WHAT THE TASK REQUIRES | In the entries that follow, count each line containing "percent" and state the total, nothing more.

MATERIAL |
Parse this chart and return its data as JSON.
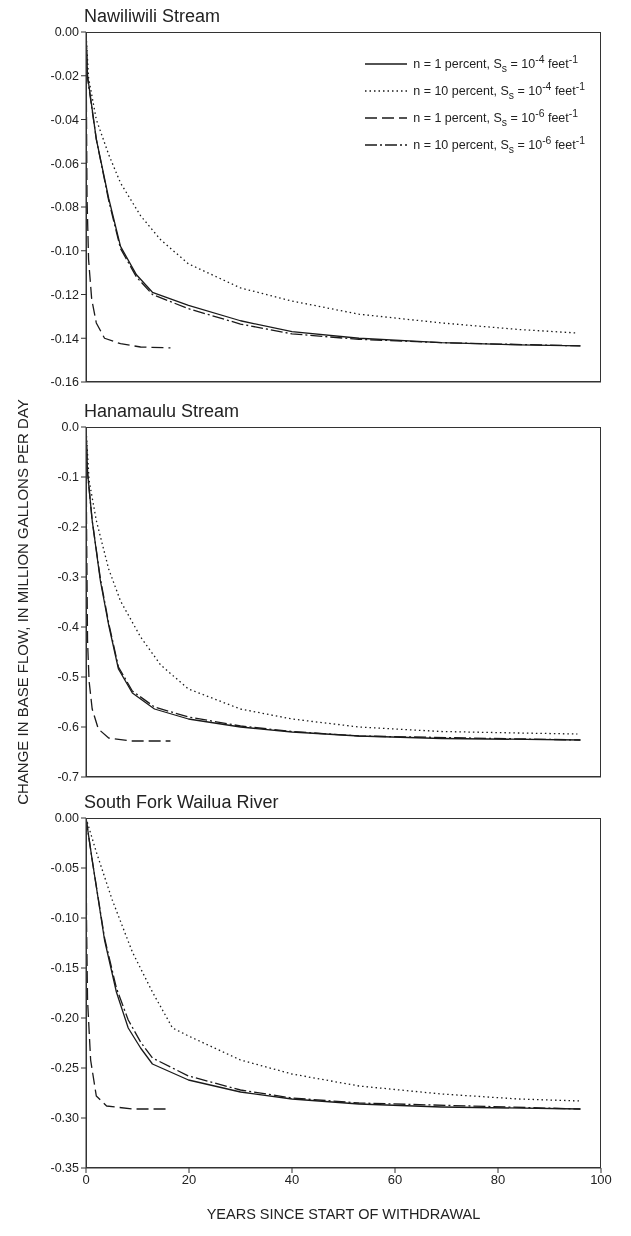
{
  "chart_data": [
    {
      "type": "line",
      "title": "Nawiliwili Stream",
      "legend": "top right",
      "tick_labels": "y",
      "xlim": [
        0,
        100
      ],
      "xticks": [
        0,
        20,
        40,
        60,
        80,
        100
      ],
      "ylim": [
        -0.16,
        0
      ],
      "yticks": [
        {
          "value": 0,
          "label": "0.00"
        },
        {
          "value": -0.02,
          "label": "-0.02"
        },
        {
          "value": -0.04,
          "label": "-0.04"
        },
        {
          "value": -0.06,
          "label": "-0.06"
        },
        {
          "value": -0.08,
          "label": "-0.08"
        },
        {
          "value": -0.1,
          "label": "-0.10"
        },
        {
          "value": -0.12,
          "label": "-0.12"
        },
        {
          "value": -0.14,
          "label": "-0.14"
        },
        {
          "value": -0.16,
          "label": "-0.16"
        }
      ],
      "series": [
        {
          "name": "n = 1 percent, S$_{s}$ = 10$^{-4}$ feet$^{-1}$",
          "color": "#1a1a1a",
          "line_style": "solid",
          "x": [
            0,
            0.3,
            2,
            4.4,
            6.7,
            9.8,
            12.9,
            19.9,
            30,
            40,
            53,
            69,
            84,
            96
          ],
          "values": [
            0,
            -0.02,
            -0.049,
            -0.076,
            -0.098,
            -0.111,
            -0.119,
            -0.125,
            -0.132,
            -0.137,
            -0.14,
            -0.142,
            -0.143,
            -0.1435
          ]
        },
        {
          "name": "n = 10 percent, S$_{s}$ = 10$^{-4}$ feet$^{-1}$",
          "color": "#1a1a1a",
          "line_style": "dotted",
          "x": [
            0,
            0.5,
            2,
            4.4,
            6.7,
            10.6,
            14.5,
            19.9,
            30,
            40,
            53,
            69,
            84,
            95.4
          ],
          "values": [
            0,
            -0.021,
            -0.04,
            -0.056,
            -0.069,
            -0.084,
            -0.095,
            -0.106,
            -0.117,
            -0.123,
            -0.129,
            -0.133,
            -0.136,
            -0.1376
          ]
        },
        {
          "name": "n = 1 percent, S$_{s}$ = 10$^{-6}$ feet$^{-1}$",
          "color": "#1a1a1a",
          "line_style": "dashed",
          "x": [
            0,
            0.1,
            0.2,
            0.5,
            1.1,
            2,
            3.6,
            6.7,
            10.6,
            16.4
          ],
          "values": [
            0,
            -0.04,
            -0.076,
            -0.104,
            -0.122,
            -0.133,
            -0.14,
            -0.1425,
            -0.144,
            -0.1444
          ]
        },
        {
          "name": "n = 10 percent, S$_{s}$ = 10$^{-6}$ feet$^{-1}$",
          "color": "#1a1a1a",
          "line_style": "dashdot",
          "x": [
            0,
            0.3,
            2,
            4.4,
            6.7,
            9.8,
            12.9,
            19.9,
            30,
            40,
            53,
            69,
            96
          ],
          "values": [
            0,
            -0.021,
            -0.049,
            -0.077,
            -0.099,
            -0.112,
            -0.12,
            -0.1265,
            -0.1335,
            -0.138,
            -0.1405,
            -0.142,
            -0.1435
          ]
        }
      ]
    },
    {
      "type": "line",
      "title": "Hanamaulu Stream",
      "ylabel": "CHANGE IN BASE FLOW, IN MILLION GALLONS PER DAY",
      "tick_labels": "y",
      "xlim": [
        0,
        100
      ],
      "xticks": [
        0,
        20,
        40,
        60,
        80,
        100
      ],
      "ylim": [
        -0.7,
        0
      ],
      "yticks": [
        {
          "value": 0,
          "label": "0.0"
        },
        {
          "value": -0.1,
          "label": "-0.1"
        },
        {
          "value": -0.2,
          "label": "-0.2"
        },
        {
          "value": -0.3,
          "label": "-0.3"
        },
        {
          "value": -0.4,
          "label": "-0.4"
        },
        {
          "value": -0.5,
          "label": "-0.5"
        },
        {
          "value": -0.6,
          "label": "-0.6"
        },
        {
          "value": -0.7,
          "label": "-0.7"
        }
      ],
      "series": [
        {
          "color": "#1a1a1a",
          "line_style": "solid",
          "x": [
            0,
            0.3,
            1.2,
            2.8,
            4.4,
            6.3,
            9,
            13.3,
            19.9,
            30,
            40,
            53,
            69,
            96
          ],
          "values": [
            0,
            -0.091,
            -0.187,
            -0.308,
            -0.396,
            -0.484,
            -0.532,
            -0.564,
            -0.584,
            -0.6,
            -0.61,
            -0.618,
            -0.623,
            -0.626
          ]
        },
        {
          "color": "#1a1a1a",
          "line_style": "dotted",
          "x": [
            0,
            0.6,
            2,
            4.4,
            6.7,
            10.6,
            14.5,
            19.9,
            30,
            40,
            53,
            69,
            84,
            95.4
          ],
          "values": [
            0,
            -0.107,
            -0.187,
            -0.284,
            -0.348,
            -0.42,
            -0.476,
            -0.524,
            -0.564,
            -0.584,
            -0.6,
            -0.609,
            -0.612,
            -0.614
          ]
        },
        {
          "color": "#1a1a1a",
          "line_style": "dashed",
          "x": [
            0,
            0.1,
            0.3,
            0.6,
            1.2,
            2.4,
            4.4,
            9,
            16.4
          ],
          "values": [
            0,
            -0.187,
            -0.428,
            -0.508,
            -0.564,
            -0.604,
            -0.622,
            -0.628,
            -0.628
          ]
        },
        {
          "color": "#1a1a1a",
          "line_style": "dashdot",
          "x": [
            0,
            0.3,
            1.2,
            2.8,
            4.4,
            6.3,
            9,
            13.3,
            19.9,
            30,
            40,
            53,
            96
          ],
          "values": [
            0,
            -0.091,
            -0.187,
            -0.304,
            -0.392,
            -0.48,
            -0.528,
            -0.56,
            -0.58,
            -0.598,
            -0.609,
            -0.618,
            -0.626
          ]
        }
      ]
    },
    {
      "type": "line",
      "title": "South Fork Wailua River",
      "xlabel": "YEARS SINCE START OF WITHDRAWAL",
      "xlim": [
        0,
        100
      ],
      "xticks": [
        0,
        20,
        40,
        60,
        80,
        100
      ],
      "ylim": [
        -0.35,
        0
      ],
      "yticks": [
        {
          "value": 0,
          "label": "0.00"
        },
        {
          "value": -0.05,
          "label": "-0.05"
        },
        {
          "value": -0.1,
          "label": "-0.10"
        },
        {
          "value": -0.15,
          "label": "-0.15"
        },
        {
          "value": -0.2,
          "label": "-0.20"
        },
        {
          "value": -0.25,
          "label": "-0.25"
        },
        {
          "value": -0.3,
          "label": "-0.30"
        },
        {
          "value": -0.35,
          "label": "-0.35"
        }
      ],
      "series": [
        {
          "color": "#1a1a1a",
          "line_style": "solid",
          "x": [
            0,
            1.2,
            3.6,
            5.9,
            8.2,
            10.6,
            12.9,
            19.9,
            30,
            40,
            53,
            69,
            96
          ],
          "values": [
            0,
            -0.042,
            -0.122,
            -0.174,
            -0.21,
            -0.23,
            -0.246,
            -0.262,
            -0.274,
            -0.281,
            -0.286,
            -0.289,
            -0.291
          ]
        },
        {
          "color": "#1a1a1a",
          "line_style": "dotted",
          "x": [
            0,
            2,
            5.1,
            9,
            12.9,
            16.8,
            19.9,
            30,
            40,
            53,
            69,
            84,
            96
          ],
          "values": [
            0,
            -0.034,
            -0.082,
            -0.134,
            -0.174,
            -0.21,
            -0.218,
            -0.242,
            -0.256,
            -0.268,
            -0.276,
            -0.281,
            -0.283
          ]
        },
        {
          "color": "#1a1a1a",
          "line_style": "dashed",
          "x": [
            0,
            0.1,
            0.3,
            0.9,
            2,
            4,
            9,
            15.6
          ],
          "values": [
            0,
            -0.102,
            -0.182,
            -0.242,
            -0.278,
            -0.288,
            -0.291,
            -0.291
          ]
        },
        {
          "color": "#1a1a1a",
          "line_style": "dashdot",
          "x": [
            0,
            1.2,
            3.6,
            5.9,
            8.2,
            10.6,
            12.9,
            19.9,
            30,
            40,
            53,
            96
          ],
          "values": [
            0,
            -0.042,
            -0.12,
            -0.17,
            -0.202,
            -0.224,
            -0.24,
            -0.258,
            -0.272,
            -0.28,
            -0.285,
            -0.291
          ]
        }
      ]
    }
  ]
}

SOLUTION FOR THIS TASK | 4